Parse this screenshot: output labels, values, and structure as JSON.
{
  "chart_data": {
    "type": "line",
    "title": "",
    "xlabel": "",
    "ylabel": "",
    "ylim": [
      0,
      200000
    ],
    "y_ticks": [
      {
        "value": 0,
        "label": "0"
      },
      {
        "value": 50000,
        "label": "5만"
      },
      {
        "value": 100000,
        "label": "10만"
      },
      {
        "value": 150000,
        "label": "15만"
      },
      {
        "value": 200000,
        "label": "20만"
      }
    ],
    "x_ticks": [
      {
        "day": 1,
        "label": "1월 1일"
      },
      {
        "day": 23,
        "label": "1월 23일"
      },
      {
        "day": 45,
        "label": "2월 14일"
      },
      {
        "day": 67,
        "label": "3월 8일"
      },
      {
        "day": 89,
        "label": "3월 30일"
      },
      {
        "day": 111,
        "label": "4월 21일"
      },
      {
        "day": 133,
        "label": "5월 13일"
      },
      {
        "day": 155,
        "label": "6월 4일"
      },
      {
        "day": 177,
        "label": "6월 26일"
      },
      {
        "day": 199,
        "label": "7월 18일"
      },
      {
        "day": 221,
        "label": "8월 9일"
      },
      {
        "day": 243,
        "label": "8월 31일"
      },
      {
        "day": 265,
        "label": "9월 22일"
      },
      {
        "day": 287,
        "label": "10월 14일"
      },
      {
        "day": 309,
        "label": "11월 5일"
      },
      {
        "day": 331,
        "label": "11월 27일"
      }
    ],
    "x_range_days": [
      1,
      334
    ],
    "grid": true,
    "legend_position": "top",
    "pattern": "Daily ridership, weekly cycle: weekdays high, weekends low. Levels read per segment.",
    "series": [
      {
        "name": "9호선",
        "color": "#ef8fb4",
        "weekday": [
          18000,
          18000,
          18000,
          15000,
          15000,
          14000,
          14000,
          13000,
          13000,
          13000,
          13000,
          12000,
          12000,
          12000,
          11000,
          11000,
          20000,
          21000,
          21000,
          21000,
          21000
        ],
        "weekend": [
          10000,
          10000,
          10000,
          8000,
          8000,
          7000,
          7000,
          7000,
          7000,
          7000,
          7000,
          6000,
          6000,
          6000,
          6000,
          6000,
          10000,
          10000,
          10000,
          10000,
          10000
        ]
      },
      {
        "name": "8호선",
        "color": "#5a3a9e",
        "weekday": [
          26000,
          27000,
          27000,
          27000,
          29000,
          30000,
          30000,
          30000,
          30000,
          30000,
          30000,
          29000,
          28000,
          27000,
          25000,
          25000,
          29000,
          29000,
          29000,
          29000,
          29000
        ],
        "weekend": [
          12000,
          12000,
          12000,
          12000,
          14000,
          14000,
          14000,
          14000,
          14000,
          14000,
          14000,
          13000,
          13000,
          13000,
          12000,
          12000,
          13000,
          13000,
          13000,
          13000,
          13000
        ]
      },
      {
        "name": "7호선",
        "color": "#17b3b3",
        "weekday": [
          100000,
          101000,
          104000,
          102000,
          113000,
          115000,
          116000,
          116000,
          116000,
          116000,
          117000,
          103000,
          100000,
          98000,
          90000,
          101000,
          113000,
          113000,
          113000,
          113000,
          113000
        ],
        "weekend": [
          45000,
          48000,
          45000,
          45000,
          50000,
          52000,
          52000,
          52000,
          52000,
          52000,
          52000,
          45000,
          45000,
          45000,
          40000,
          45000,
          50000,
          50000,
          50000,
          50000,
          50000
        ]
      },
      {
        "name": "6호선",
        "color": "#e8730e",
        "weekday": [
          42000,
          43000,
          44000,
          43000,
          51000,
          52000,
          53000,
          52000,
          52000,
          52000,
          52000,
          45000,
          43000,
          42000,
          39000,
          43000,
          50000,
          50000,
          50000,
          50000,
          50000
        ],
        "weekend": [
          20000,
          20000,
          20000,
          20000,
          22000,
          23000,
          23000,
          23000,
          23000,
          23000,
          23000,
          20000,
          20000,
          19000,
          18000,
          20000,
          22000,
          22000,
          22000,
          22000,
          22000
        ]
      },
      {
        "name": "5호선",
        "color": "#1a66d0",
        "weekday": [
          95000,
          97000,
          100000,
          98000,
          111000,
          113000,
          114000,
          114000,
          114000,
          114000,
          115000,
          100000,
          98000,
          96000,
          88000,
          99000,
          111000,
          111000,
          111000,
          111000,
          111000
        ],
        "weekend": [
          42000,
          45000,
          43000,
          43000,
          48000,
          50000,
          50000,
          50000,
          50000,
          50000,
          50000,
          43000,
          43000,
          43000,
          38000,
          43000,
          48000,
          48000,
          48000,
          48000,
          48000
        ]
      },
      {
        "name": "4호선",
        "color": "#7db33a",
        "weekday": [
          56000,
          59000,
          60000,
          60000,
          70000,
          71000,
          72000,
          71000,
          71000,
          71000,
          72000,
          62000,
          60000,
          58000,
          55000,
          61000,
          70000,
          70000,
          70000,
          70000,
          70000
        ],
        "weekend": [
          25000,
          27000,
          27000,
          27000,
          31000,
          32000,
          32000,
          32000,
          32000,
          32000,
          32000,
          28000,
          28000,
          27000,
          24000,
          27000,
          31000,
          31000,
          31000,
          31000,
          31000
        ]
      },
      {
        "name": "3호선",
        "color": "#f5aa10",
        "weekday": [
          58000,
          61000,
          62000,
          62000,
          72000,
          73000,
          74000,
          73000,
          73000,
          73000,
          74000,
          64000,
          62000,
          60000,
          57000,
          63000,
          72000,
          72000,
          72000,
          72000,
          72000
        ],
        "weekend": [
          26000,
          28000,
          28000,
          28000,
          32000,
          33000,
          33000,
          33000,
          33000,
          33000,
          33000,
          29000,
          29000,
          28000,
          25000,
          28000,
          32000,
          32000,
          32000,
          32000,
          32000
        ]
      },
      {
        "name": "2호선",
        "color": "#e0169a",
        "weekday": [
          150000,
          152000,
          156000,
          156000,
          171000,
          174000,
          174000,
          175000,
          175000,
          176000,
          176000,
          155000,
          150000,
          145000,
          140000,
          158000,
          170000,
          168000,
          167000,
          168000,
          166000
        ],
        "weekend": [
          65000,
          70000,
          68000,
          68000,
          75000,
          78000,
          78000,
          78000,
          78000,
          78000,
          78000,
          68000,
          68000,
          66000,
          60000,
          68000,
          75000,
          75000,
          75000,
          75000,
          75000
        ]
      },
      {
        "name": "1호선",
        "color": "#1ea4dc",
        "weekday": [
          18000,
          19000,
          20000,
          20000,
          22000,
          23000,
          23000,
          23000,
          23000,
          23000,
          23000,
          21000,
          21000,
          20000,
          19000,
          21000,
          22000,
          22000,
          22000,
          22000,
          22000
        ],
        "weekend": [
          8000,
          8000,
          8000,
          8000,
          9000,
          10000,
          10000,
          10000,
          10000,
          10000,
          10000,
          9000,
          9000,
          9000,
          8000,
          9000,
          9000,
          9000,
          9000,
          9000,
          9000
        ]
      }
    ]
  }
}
------------------------------------
Task goal: Restate the listing above word for word.

Answer:
Parse this screenshot: output labels, values, and structure as JSON.
{
  "chart_data": {
    "type": "line",
    "title": "",
    "xlabel": "",
    "ylabel": "",
    "ylim": [
      0,
      200000
    ],
    "y_ticks": [
      {
        "value": 0,
        "label": "0"
      },
      {
        "value": 50000,
        "label": "5만"
      },
      {
        "value": 100000,
        "label": "10만"
      },
      {
        "value": 150000,
        "label": "15만"
      },
      {
        "value": 200000,
        "label": "20만"
      }
    ],
    "x_ticks": [
      {
        "day": 1,
        "label": "1월 1일"
      },
      {
        "day": 23,
        "label": "1월 23일"
      },
      {
        "day": 45,
        "label": "2월 14일"
      },
      {
        "day": 67,
        "label": "3월 8일"
      },
      {
        "day": 89,
        "label": "3월 30일"
      },
      {
        "day": 111,
        "label": "4월 21일"
      },
      {
        "day": 133,
        "label": "5월 13일"
      },
      {
        "day": 155,
        "label": "6월 4일"
      },
      {
        "day": 177,
        "label": "6월 26일"
      },
      {
        "day": 199,
        "label": "7월 18일"
      },
      {
        "day": 221,
        "label": "8월 9일"
      },
      {
        "day": 243,
        "label": "8월 31일"
      },
      {
        "day": 265,
        "label": "9월 22일"
      },
      {
        "day": 287,
        "label": "10월 14일"
      },
      {
        "day": 309,
        "label": "11월 5일"
      },
      {
        "day": 331,
        "label": "11월 27일"
      }
    ],
    "x_range_days": [
      1,
      334
    ],
    "grid": true,
    "legend_position": "top",
    "pattern": "Daily ridership, weekly cycle: weekdays high, weekends low. Levels read per segment.",
    "series": [
      {
        "name": "9호선",
        "color": "#ef8fb4",
        "weekday": [
          18000,
          18000,
          18000,
          15000,
          15000,
          14000,
          14000,
          13000,
          13000,
          13000,
          13000,
          12000,
          12000,
          12000,
          11000,
          11000,
          20000,
          21000,
          21000,
          21000,
          21000
        ],
        "weekend": [
          10000,
          10000,
          10000,
          8000,
          8000,
          7000,
          7000,
          7000,
          7000,
          7000,
          7000,
          6000,
          6000,
          6000,
          6000,
          6000,
          10000,
          10000,
          10000,
          10000,
          10000
        ]
      },
      {
        "name": "8호선",
        "color": "#5a3a9e",
        "weekday": [
          26000,
          27000,
          27000,
          27000,
          29000,
          30000,
          30000,
          30000,
          30000,
          30000,
          30000,
          29000,
          28000,
          27000,
          25000,
          25000,
          29000,
          29000,
          29000,
          29000,
          29000
        ],
        "weekend": [
          12000,
          12000,
          12000,
          12000,
          14000,
          14000,
          14000,
          14000,
          14000,
          14000,
          14000,
          13000,
          13000,
          13000,
          12000,
          12000,
          13000,
          13000,
          13000,
          13000,
          13000
        ]
      },
      {
        "name": "7호선",
        "color": "#17b3b3",
        "weekday": [
          100000,
          101000,
          104000,
          102000,
          113000,
          115000,
          116000,
          116000,
          116000,
          116000,
          117000,
          103000,
          100000,
          98000,
          90000,
          101000,
          113000,
          113000,
          113000,
          113000,
          113000
        ],
        "weekend": [
          45000,
          48000,
          45000,
          45000,
          50000,
          52000,
          52000,
          52000,
          52000,
          52000,
          52000,
          45000,
          45000,
          45000,
          40000,
          45000,
          50000,
          50000,
          50000,
          50000,
          50000
        ]
      },
      {
        "name": "6호선",
        "color": "#e8730e",
        "weekday": [
          42000,
          43000,
          44000,
          43000,
          51000,
          52000,
          53000,
          52000,
          52000,
          52000,
          52000,
          45000,
          43000,
          42000,
          39000,
          43000,
          50000,
          50000,
          50000,
          50000,
          50000
        ],
        "weekend": [
          20000,
          20000,
          20000,
          20000,
          22000,
          23000,
          23000,
          23000,
          23000,
          23000,
          23000,
          20000,
          20000,
          19000,
          18000,
          20000,
          22000,
          22000,
          22000,
          22000,
          22000
        ]
      },
      {
        "name": "5호선",
        "color": "#1a66d0",
        "weekday": [
          95000,
          97000,
          100000,
          98000,
          111000,
          113000,
          114000,
          114000,
          114000,
          114000,
          115000,
          100000,
          98000,
          96000,
          88000,
          99000,
          111000,
          111000,
          111000,
          111000,
          111000
        ],
        "weekend": [
          42000,
          45000,
          43000,
          43000,
          48000,
          50000,
          50000,
          50000,
          50000,
          50000,
          50000,
          43000,
          43000,
          43000,
          38000,
          43000,
          48000,
          48000,
          48000,
          48000,
          48000
        ]
      },
      {
        "name": "4호선",
        "color": "#7db33a",
        "weekday": [
          56000,
          59000,
          60000,
          60000,
          70000,
          71000,
          72000,
          71000,
          71000,
          71000,
          72000,
          62000,
          60000,
          58000,
          55000,
          61000,
          70000,
          70000,
          70000,
          70000,
          70000
        ],
        "weekend": [
          25000,
          27000,
          27000,
          27000,
          31000,
          32000,
          32000,
          32000,
          32000,
          32000,
          32000,
          28000,
          28000,
          27000,
          24000,
          27000,
          31000,
          31000,
          31000,
          31000,
          31000
        ]
      },
      {
        "name": "3호선",
        "color": "#f5aa10",
        "weekday": [
          58000,
          61000,
          62000,
          62000,
          72000,
          73000,
          74000,
          73000,
          73000,
          73000,
          74000,
          64000,
          62000,
          60000,
          57000,
          63000,
          72000,
          72000,
          72000,
          72000,
          72000
        ],
        "weekend": [
          26000,
          28000,
          28000,
          28000,
          32000,
          33000,
          33000,
          33000,
          33000,
          33000,
          33000,
          29000,
          29000,
          28000,
          25000,
          28000,
          32000,
          32000,
          32000,
          32000,
          32000
        ]
      },
      {
        "name": "2호선",
        "color": "#e0169a",
        "weekday": [
          150000,
          152000,
          156000,
          156000,
          171000,
          174000,
          174000,
          175000,
          175000,
          176000,
          176000,
          155000,
          150000,
          145000,
          140000,
          158000,
          170000,
          168000,
          167000,
          168000,
          166000
        ],
        "weekend": [
          65000,
          70000,
          68000,
          68000,
          75000,
          78000,
          78000,
          78000,
          78000,
          78000,
          78000,
          68000,
          68000,
          66000,
          60000,
          68000,
          75000,
          75000,
          75000,
          75000,
          75000
        ]
      },
      {
        "name": "1호선",
        "color": "#1ea4dc",
        "weekday": [
          18000,
          19000,
          20000,
          20000,
          22000,
          23000,
          23000,
          23000,
          23000,
          23000,
          23000,
          21000,
          21000,
          20000,
          19000,
          21000,
          22000,
          22000,
          22000,
          22000,
          22000
        ],
        "weekend": [
          8000,
          8000,
          8000,
          8000,
          9000,
          10000,
          10000,
          10000,
          10000,
          10000,
          10000,
          9000,
          9000,
          9000,
          8000,
          9000,
          9000,
          9000,
          9000,
          9000,
          9000
        ]
      }
    ]
  }
}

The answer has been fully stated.